GEAR TALKIN'™️ #18: Rickenbacker M-30 Ek-O-Sound
+ Heroes (Single Version) [David Bowie cover]
You’re in for a treat today! I’m gonna re-share this post the next time someone asks me what it’s like to spend a day at The Loft. It goes a little like this…
Walk away from a conversation with Mark thinking, “Is this a joke or are you serious?” to run into Jeff playing/singing something impossibly beautiful. Send an email. Repeat. It’s a lot of fun.
BTW, I will be with the band in Tulsa this week, and, no promises, but I’m going to try to put together another video diary, so let me know in the comments if there are tour-specific things you’d like to see, or questions you’d like to ask, I’ll try my best! —Crystal!!
It’s interesting when certain sounds become synonymous with a certain genre of music. Like the strummy/noodle-y mandolin in Bluegrass… the blazing Roland 808 drum machine in Trap… the shrill screeching bird sounds in Beakcore… and for our purposes today, the slapback delay sound in Rockabilly and early Rock and Roll. It’s the sound you get with a quick single repeat/delay, most often created by a magnetic tape loop that replays what’s been played or sung a split second after the original sound occurs, giving it a hard, reflective sound. Think Eddie Cochran or Gene Vincent’s vocal sound. SLAP! Think Les Paul or Scotty Moore’s guitar sound. SLAP! And think of even later artists who started from that same roux like the Poison Ivy from The Cramps or X’s Billy Zoom. SLAP!

^^^^^^^^^^^^^^^^

| Tasks to carry out |
[1] List every music genre named in the gear post's paragraph that begins "It's interesting when certain sounds".
[2] According to the gear post, where will Crystal be with the band this week?
[3] Output the part of the gear post between "It’s interesting when" and "Billy Zoom. SLAP!", inclusive.
Use only the gear post above.

^^^^^^^^^^^^^^^^

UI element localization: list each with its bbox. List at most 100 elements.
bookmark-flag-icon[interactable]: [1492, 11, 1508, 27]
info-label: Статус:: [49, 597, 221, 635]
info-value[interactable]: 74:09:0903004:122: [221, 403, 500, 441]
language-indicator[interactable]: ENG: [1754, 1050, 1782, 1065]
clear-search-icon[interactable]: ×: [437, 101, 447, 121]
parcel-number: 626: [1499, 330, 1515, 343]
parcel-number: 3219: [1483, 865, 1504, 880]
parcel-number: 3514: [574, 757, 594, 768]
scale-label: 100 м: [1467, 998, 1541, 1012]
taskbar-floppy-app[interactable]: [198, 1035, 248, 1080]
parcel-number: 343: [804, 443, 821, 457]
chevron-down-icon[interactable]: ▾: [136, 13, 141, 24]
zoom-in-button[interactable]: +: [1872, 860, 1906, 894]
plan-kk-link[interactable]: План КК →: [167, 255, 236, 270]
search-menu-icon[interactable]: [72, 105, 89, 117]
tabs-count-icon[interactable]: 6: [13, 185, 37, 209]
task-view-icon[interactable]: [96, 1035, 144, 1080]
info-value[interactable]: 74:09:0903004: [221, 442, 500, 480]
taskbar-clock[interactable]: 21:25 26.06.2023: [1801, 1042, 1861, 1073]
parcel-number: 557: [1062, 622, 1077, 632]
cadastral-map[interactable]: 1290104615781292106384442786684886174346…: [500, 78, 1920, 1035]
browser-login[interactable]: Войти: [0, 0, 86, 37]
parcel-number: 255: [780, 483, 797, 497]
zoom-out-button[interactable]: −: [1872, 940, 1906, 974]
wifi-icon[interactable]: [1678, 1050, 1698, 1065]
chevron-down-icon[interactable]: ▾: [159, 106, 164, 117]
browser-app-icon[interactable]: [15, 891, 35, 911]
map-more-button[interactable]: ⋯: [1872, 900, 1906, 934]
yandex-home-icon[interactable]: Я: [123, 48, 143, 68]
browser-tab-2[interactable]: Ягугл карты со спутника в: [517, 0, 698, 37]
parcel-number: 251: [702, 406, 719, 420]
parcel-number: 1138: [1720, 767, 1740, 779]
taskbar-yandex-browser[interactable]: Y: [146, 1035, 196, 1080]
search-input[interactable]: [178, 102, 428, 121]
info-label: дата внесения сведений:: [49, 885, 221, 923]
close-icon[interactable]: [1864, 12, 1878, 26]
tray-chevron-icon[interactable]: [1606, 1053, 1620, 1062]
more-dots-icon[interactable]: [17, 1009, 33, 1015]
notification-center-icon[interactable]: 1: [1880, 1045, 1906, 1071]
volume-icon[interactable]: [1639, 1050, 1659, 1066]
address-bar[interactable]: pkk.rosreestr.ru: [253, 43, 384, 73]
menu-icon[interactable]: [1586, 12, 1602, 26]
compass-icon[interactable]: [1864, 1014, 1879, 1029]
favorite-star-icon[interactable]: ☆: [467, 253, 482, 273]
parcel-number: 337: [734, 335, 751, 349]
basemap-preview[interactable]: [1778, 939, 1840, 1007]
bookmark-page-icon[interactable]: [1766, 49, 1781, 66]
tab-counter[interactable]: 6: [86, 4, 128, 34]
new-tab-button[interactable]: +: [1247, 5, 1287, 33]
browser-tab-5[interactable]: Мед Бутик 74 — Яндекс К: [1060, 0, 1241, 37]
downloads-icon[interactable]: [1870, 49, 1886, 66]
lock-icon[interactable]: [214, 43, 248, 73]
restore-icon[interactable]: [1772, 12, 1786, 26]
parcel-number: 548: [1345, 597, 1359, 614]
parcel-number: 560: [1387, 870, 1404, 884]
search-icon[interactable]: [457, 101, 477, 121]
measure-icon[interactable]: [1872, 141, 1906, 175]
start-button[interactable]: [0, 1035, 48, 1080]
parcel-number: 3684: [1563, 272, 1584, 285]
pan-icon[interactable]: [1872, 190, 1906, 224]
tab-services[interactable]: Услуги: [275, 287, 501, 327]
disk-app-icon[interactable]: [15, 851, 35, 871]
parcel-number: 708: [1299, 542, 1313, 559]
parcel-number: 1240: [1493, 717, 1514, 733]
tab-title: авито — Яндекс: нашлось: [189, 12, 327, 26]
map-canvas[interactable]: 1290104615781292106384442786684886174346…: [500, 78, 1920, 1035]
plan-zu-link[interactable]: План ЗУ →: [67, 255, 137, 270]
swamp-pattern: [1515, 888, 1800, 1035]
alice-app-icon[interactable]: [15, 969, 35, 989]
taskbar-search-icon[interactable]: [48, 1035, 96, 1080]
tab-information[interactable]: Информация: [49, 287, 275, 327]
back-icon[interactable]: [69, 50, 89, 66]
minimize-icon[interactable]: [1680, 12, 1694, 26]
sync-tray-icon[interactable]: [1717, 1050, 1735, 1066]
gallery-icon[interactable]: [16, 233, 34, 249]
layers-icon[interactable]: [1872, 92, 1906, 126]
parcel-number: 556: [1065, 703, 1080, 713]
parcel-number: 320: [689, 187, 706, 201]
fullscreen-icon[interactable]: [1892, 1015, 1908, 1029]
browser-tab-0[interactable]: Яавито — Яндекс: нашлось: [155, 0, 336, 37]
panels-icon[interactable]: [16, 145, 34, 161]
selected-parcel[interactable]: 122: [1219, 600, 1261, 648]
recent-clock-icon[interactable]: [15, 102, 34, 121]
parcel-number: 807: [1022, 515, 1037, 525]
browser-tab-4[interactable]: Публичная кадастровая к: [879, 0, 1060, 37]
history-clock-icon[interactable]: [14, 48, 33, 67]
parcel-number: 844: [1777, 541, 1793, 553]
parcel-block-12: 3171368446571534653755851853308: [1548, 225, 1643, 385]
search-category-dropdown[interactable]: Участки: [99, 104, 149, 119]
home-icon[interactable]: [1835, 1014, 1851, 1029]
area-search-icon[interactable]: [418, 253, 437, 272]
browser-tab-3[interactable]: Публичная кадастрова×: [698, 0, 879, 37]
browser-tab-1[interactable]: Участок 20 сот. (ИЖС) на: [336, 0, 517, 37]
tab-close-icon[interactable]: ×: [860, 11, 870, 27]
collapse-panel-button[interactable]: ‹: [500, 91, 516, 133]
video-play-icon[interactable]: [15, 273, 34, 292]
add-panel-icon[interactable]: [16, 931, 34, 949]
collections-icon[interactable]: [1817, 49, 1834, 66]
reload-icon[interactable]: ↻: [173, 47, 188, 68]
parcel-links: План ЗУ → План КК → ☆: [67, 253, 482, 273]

^^^^^^^^^^^^^^^^

| Per-task outputs |
[1] Bluegrass, Trap, Beakcore, Rockabilly, early Rock and Roll

[2] In Tulsa.

[3]
It’s interesting when certain sounds become synonymous with a certain genre of music. Like the strummy/noodle-y mandolin in Bluegrass… the blazing Roland 808 drum machine in Trap… the shrill screeching bird sounds in Beakcore… and for our purposes today, the slapback delay sound in Rockabilly and early Rock and Roll. It’s the sound you get with a quick single repeat/delay, most often created by a magnetic tape loop that replays what’s been played or sung a split second after the original sound occurs, giving it a hard, reflective sound. Think Eddie Cochran or Gene Vincent’s vocal sound. SLAP! Think Les Paul or Scotty Moore’s guitar sound. SLAP! And think of even later artists who started from that same roux like the Poison Ivy from The Cramps or X’s Billy Zoom. SLAP!